## Provided passage
::::::
Past is Present

Leslie Marmon Silko

Yesterday author Leslie Marmon Silko chatted to receptive crowds at the University in conversations that ranged from her writing to her painting, from the Navajo (Diné) relatives to her Pueblo grandparents, and from her rattlesnake neighbors to her hummingbird neighbors.

Silko is an animated speaker, gesturing with her arms, hands, head—her whole body. There’s a glint in her eyes and a ready grin, and she lets the conversation travel its own path: a metaphor to her disavowal of the linear form.

She talked about how readers need to have a sort of leap of faith when it comes to her characters who move through different dimensions of time and space, when tomorrow becomes yesterday. The book Ceremony has sold more than a million copies, and is among the most cherished American novels.

As a kid growing up in New Mexico, Silko would listen to relatives’ stories, including the ones from men who fought in Korea and World War II. Memories, she said, aren’t linear. Silko held her hands in front of her face and said that the memories are right here: they’re not gone, in the past. So it’s silly to discount past events because they happened before today. For the men who fought battles overseas, they feel the pain; there is no yesterday.

Silko said memories run deep, and that her grandparents’ parents remembered the “Long Walk,” what the Diné called the Death March. The US Government wanted to move the Navajo to a reservation in eastern New Mexico, hundreds of miles from their home bordered by the Four Sacred Mountains. According to the PBS program The American Experience, “For 500 years, they had tended their flocks of sheep, and cultivated their fields and orchards.”
::::::
## Set exercise 1
Transcribe the stretch of the Silko article from "Yesterday author Leslie" through "her hummingbird neighbors.".
## Set exercise 2
Does the Silko article support each of these statements? Answer yes or no and quote the deciding words. (a) Ceremony has sold more than a million copies. (b) Silko grew up in Arizona. (c) The US Government wanted to move the Navajo to a reservation in western New Mexico.
The data that follows has no role in this work.

(Layout region records)
::::::
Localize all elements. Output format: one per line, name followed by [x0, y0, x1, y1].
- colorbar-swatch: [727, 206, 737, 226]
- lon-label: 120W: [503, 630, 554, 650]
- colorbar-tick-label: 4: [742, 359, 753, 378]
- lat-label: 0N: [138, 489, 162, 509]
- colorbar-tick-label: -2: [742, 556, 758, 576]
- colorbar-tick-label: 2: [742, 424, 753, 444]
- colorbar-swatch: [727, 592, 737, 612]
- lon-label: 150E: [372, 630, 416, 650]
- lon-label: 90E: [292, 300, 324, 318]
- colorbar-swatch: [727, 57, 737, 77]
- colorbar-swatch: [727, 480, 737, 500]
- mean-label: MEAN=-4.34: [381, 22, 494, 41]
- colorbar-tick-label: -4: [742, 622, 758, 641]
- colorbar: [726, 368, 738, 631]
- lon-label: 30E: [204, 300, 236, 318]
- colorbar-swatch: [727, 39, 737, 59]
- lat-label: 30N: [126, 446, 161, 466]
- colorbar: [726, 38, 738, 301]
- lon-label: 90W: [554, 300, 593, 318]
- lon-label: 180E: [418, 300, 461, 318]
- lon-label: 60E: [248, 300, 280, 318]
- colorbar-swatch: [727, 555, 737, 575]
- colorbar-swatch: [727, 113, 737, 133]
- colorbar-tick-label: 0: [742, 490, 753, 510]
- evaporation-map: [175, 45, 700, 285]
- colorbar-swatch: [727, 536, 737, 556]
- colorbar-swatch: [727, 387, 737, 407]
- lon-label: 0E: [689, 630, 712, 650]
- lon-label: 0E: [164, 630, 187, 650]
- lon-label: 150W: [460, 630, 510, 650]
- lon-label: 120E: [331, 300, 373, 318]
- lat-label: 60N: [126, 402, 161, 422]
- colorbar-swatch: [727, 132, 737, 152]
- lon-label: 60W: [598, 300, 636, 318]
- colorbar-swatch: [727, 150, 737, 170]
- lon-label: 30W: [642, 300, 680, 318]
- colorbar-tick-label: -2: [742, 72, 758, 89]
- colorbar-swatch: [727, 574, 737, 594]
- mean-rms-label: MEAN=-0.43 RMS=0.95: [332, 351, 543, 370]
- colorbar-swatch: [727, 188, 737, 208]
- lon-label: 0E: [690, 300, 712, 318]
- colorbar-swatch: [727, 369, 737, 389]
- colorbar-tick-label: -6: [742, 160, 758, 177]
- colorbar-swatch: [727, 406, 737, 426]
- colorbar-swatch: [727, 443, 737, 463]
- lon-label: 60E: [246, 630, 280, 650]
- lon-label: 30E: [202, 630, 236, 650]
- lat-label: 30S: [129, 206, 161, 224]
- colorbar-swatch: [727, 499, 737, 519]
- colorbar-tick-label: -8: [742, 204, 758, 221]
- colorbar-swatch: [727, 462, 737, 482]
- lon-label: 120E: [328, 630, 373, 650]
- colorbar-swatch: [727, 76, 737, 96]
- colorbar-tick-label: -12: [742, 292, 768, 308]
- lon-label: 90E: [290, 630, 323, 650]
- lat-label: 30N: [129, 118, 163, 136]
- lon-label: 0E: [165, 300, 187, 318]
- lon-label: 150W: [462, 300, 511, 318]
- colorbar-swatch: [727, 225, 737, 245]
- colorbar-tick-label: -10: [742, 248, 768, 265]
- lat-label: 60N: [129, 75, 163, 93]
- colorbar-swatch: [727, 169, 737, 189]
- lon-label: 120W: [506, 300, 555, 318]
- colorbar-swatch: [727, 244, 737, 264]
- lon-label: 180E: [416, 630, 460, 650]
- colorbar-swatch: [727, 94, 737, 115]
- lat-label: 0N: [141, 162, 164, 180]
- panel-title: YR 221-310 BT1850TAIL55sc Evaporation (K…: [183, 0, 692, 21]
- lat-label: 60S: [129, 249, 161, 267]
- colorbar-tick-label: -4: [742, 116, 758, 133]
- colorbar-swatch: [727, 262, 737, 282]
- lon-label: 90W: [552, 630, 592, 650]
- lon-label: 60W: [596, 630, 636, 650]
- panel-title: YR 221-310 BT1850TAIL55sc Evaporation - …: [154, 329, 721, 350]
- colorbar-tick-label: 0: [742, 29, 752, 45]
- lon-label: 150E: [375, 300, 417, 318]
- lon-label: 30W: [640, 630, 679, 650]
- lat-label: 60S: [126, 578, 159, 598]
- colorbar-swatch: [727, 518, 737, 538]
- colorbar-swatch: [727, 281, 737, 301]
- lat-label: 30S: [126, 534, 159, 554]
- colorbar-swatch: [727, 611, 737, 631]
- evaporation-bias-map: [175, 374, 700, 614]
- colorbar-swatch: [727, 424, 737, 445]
::::::
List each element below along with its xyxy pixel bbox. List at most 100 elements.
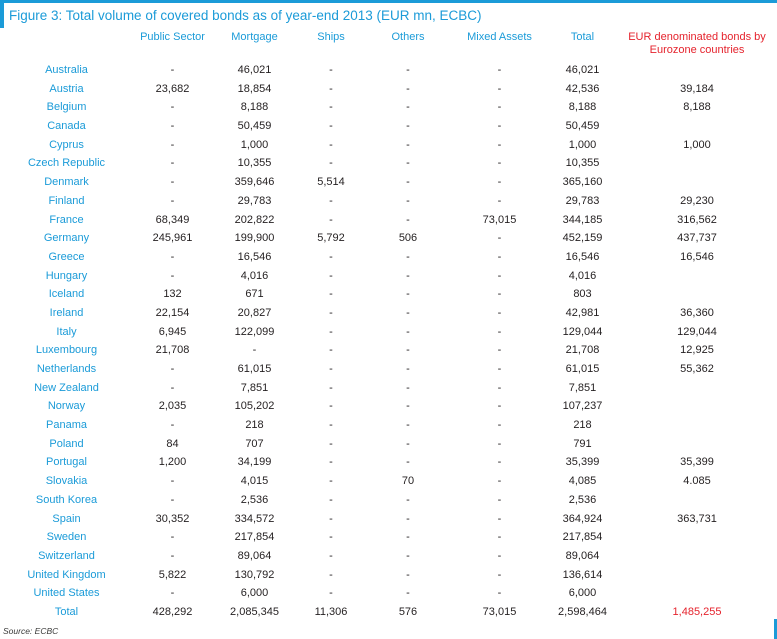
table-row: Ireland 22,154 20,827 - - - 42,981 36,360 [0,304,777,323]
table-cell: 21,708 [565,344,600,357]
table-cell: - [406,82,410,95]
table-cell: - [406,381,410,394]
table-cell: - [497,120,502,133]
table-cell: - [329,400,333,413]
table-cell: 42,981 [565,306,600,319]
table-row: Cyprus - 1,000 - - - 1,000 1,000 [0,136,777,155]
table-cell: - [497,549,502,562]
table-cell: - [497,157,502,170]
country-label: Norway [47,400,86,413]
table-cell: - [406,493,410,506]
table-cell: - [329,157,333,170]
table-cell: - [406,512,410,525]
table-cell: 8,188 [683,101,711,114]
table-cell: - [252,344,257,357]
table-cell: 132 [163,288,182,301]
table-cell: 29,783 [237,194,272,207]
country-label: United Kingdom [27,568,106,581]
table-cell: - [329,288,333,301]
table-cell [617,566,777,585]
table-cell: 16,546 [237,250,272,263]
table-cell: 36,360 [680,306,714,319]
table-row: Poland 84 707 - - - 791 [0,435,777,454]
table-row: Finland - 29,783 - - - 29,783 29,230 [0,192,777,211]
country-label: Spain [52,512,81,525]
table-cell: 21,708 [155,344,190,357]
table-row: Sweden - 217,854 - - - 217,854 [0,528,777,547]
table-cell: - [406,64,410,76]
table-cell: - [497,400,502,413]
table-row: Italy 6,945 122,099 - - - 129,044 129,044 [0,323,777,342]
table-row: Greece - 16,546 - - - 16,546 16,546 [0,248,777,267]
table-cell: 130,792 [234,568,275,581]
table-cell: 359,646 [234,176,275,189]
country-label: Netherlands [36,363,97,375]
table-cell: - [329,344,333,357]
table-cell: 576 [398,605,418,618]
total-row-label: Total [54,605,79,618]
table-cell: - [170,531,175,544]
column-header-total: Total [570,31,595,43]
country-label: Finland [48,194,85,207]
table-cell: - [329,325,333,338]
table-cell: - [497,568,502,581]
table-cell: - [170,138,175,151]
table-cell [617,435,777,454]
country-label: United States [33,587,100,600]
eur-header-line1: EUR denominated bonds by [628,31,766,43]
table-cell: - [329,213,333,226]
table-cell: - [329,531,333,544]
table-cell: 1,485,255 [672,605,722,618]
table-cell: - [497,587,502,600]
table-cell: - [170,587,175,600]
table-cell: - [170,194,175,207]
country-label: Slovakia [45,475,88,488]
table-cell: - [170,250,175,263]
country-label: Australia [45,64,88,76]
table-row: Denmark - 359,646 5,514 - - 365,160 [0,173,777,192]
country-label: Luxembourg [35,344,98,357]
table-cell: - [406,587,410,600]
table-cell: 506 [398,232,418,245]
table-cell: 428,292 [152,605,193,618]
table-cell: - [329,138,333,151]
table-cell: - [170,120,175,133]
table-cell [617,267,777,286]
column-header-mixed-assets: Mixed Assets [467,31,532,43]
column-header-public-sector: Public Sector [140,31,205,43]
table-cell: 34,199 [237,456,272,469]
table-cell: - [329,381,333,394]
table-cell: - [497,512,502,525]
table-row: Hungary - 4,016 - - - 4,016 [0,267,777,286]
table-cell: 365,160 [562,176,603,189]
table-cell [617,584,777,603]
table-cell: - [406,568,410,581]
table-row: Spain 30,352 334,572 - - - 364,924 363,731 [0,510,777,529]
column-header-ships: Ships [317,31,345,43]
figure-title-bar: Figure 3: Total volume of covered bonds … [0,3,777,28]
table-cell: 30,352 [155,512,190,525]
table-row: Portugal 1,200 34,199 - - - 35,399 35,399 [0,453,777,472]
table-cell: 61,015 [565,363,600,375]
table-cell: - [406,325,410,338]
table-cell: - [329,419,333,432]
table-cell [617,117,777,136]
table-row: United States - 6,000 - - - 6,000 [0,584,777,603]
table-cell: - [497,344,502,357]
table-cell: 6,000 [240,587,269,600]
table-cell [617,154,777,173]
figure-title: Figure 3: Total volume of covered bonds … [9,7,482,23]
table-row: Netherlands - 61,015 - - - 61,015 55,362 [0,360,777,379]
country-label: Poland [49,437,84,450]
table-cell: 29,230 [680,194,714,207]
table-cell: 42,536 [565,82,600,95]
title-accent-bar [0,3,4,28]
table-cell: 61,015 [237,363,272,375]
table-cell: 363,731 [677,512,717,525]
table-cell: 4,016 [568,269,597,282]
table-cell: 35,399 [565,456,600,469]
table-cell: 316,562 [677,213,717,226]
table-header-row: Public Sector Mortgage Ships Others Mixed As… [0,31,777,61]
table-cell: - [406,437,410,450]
::::::
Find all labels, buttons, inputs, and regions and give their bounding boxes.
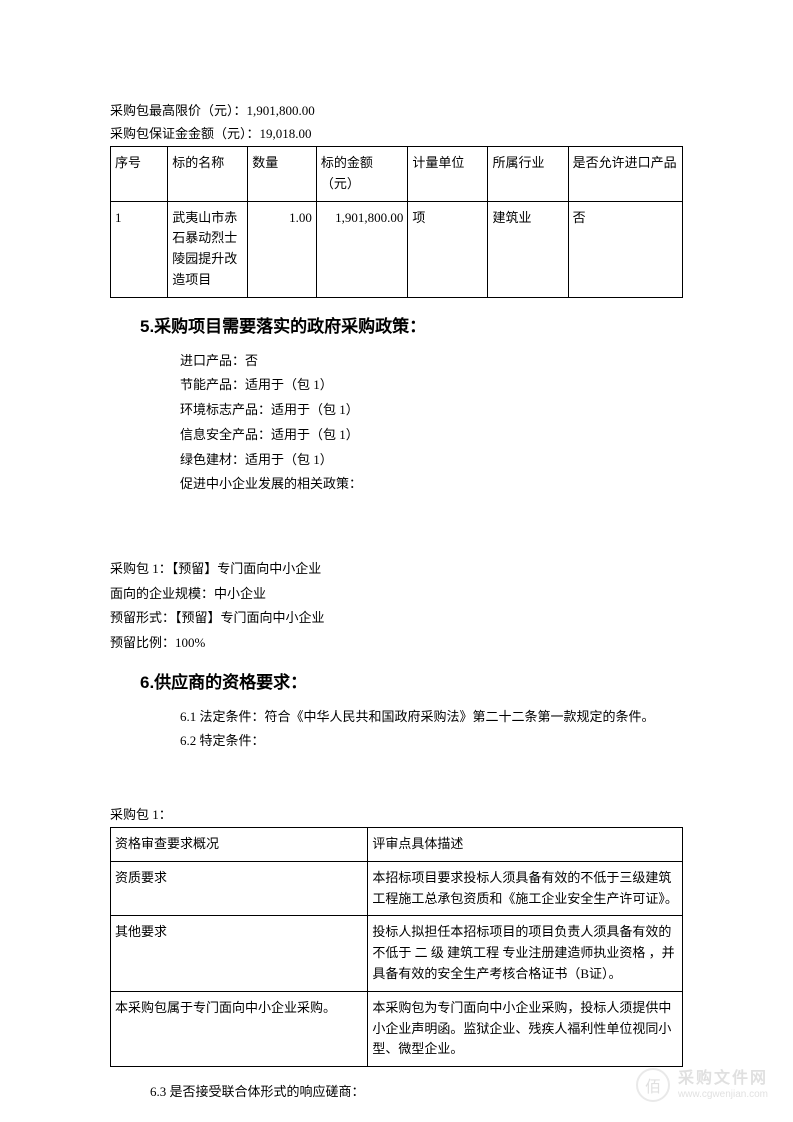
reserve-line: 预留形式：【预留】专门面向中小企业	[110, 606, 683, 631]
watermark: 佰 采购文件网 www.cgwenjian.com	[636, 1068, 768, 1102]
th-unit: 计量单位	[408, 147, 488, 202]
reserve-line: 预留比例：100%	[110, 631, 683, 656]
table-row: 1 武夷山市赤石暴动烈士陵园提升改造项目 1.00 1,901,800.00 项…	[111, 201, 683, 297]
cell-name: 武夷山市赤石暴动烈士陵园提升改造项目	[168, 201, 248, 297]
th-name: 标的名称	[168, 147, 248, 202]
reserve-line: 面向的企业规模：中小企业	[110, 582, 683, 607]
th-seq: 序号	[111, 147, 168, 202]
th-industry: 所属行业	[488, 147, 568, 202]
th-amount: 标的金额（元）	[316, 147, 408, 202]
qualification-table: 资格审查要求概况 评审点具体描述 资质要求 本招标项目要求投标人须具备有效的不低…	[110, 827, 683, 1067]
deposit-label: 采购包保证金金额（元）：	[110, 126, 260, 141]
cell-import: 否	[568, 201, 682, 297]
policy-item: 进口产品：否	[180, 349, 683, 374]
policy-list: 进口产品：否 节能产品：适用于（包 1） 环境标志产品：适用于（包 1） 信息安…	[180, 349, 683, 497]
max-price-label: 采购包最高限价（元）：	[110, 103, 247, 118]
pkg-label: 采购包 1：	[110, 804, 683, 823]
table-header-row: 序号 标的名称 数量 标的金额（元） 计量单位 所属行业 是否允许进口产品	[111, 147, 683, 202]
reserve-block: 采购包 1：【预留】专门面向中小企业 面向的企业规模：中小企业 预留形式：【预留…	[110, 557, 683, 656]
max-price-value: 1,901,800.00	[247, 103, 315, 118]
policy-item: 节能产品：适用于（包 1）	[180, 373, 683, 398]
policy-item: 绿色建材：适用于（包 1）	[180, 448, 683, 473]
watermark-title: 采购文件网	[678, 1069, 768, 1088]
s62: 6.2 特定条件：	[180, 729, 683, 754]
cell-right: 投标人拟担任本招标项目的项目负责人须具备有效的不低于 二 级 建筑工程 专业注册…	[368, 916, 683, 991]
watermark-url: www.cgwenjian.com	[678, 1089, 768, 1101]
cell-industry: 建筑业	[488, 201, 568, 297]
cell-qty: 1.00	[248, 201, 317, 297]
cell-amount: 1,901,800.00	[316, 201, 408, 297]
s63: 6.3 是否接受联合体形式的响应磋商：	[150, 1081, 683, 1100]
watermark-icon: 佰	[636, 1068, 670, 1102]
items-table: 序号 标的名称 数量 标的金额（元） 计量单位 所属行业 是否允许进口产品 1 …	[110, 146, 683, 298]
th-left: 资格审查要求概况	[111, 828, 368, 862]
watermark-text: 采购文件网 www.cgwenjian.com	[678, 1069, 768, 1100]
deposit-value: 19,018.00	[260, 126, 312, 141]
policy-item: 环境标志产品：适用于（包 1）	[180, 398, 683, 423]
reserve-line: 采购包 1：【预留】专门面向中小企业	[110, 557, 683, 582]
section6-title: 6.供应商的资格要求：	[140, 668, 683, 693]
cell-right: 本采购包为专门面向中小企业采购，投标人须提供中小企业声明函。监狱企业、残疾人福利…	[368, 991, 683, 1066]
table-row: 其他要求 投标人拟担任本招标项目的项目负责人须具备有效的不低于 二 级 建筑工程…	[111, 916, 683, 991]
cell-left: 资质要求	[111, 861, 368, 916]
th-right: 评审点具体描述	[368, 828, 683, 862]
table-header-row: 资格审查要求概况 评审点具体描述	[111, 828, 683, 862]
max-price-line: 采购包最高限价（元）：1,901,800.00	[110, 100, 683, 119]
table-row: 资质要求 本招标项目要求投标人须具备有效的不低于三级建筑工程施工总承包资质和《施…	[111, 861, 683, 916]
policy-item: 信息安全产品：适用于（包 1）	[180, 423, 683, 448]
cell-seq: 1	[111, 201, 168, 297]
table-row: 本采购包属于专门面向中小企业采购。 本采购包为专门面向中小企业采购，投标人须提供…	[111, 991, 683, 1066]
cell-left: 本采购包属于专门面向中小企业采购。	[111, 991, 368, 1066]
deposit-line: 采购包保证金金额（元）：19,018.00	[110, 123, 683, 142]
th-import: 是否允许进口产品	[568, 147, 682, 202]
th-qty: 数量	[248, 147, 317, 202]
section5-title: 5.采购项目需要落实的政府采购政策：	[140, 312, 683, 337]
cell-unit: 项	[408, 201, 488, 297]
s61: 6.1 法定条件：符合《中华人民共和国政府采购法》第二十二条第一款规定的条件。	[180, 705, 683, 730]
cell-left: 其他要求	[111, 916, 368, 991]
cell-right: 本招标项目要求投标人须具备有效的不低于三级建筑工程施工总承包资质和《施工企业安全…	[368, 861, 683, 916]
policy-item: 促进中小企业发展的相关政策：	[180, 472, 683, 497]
::::::
## Written answer 1
Yesterday author Leslie Marmon Silko chatted to receptive crowds at the University in conversations that ranged from her writing to her painting, from the Navajo (Diné) relatives to her Pueblo grandparents, and from her rattlesnake neighbors to her hummingbird neighbors.

## Written answer 2
(a) Yes: "The book Ceremony has sold more than a million copies"
(b) No: "As a kid growing up in New Mexico"
(c) No: "The US Government wanted to move the Navajo to a reservation in eastern New Mexico"